Stored data entries
____

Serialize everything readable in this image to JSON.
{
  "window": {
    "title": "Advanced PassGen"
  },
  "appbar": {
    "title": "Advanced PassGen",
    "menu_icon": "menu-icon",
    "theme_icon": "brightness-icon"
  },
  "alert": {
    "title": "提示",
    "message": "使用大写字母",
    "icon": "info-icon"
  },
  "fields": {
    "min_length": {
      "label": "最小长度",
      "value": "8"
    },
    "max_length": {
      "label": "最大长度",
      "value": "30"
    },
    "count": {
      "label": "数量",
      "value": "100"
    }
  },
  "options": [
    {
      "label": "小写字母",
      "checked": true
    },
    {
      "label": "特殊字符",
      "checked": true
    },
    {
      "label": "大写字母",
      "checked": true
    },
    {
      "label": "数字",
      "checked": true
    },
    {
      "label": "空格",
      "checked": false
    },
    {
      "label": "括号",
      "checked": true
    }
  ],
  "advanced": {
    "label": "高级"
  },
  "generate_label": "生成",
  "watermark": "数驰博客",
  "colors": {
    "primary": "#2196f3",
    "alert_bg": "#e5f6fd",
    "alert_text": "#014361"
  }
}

____

_What you have to do_
Go through the listing and print each line exactly as it appears.

_Expected answer_
Serialize everything readable in this image to JSON.
{
  "window": {
    "title": "Advanced PassGen"
  },
  "appbar": {
    "title": "Advanced PassGen",
    "menu_icon": "menu-icon",
    "theme_icon": "brightness-icon"
  },
  "alert": {
    "title": "提示",
    "message": "使用大写字母",
    "icon": "info-icon"
  },
  "fields": {
    "min_length": {
      "label": "最小长度",
      "value": "8"
    },
    "max_length": {
      "label": "最大长度",
      "value": "30"
    },
    "count": {
      "label": "数量",
      "value": "100"
    }
  },
  "options": [
    {
      "label": "小写字母",
      "checked": true
    },
    {
      "label": "特殊字符",
      "checked": true
    },
    {
      "label": "大写字母",
      "checked": true
    },
    {
      "label": "数字",
      "checked": true
    },
    {
      "label": "空格",
      "checked": false
    },
    {
      "label": "括号",
      "checked": true
    }
  ],
  "advanced": {
    "label": "高级"
  },
  "generate_label": "生成",
  "watermark": "数驰博客",
  "colors": {
    "primary": "#2196f3",
    "alert_bg": "#e5f6fd",
    "alert_text": "#014361"
  }
}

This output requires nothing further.